Set exercise: Which lines in the material below contain the word "necessary"? Copy each of them.

Data records:
** start **

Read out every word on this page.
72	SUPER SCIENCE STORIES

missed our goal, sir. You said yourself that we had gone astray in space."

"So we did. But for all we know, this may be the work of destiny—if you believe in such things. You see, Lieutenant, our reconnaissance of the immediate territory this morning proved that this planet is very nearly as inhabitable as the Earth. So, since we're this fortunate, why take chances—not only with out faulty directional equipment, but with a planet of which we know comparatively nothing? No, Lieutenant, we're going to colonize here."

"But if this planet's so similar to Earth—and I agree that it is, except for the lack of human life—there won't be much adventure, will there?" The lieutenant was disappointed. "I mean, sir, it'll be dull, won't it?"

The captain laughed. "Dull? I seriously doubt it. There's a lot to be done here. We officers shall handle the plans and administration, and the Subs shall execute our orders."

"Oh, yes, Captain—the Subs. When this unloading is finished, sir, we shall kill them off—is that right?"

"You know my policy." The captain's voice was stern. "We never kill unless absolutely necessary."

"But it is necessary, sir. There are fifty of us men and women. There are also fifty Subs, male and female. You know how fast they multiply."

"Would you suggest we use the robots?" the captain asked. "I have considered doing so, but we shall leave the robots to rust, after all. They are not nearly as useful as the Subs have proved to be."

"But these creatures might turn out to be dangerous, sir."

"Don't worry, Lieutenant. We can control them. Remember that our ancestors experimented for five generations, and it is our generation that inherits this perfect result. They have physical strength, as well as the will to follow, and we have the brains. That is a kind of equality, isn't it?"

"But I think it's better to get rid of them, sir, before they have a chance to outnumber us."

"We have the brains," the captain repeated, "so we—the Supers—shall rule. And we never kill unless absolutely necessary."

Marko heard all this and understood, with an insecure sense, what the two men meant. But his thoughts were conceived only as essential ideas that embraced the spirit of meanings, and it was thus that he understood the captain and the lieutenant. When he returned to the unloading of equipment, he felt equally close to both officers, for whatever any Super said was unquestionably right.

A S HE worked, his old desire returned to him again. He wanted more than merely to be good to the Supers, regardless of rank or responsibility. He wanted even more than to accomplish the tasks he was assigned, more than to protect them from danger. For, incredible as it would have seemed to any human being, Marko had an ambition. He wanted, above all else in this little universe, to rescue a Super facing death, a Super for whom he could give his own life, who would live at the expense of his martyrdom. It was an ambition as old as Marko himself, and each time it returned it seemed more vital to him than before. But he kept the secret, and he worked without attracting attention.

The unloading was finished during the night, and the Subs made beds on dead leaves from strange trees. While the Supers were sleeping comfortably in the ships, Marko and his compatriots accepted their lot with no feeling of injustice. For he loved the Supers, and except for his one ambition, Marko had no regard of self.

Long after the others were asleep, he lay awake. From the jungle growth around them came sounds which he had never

** end **

Answer to this problem:
"You know my policy." The captain's voice was stern. "We never kill unless absolutely necessary."
"But it is necessary, sir. There are fifty of us men and women. There are also fifty Subs, male and female. You know how fast they multiply."
"We have the brains," the captain repeated, "so we—the Supers—shall rule. And we never kill unless absolutely necessary."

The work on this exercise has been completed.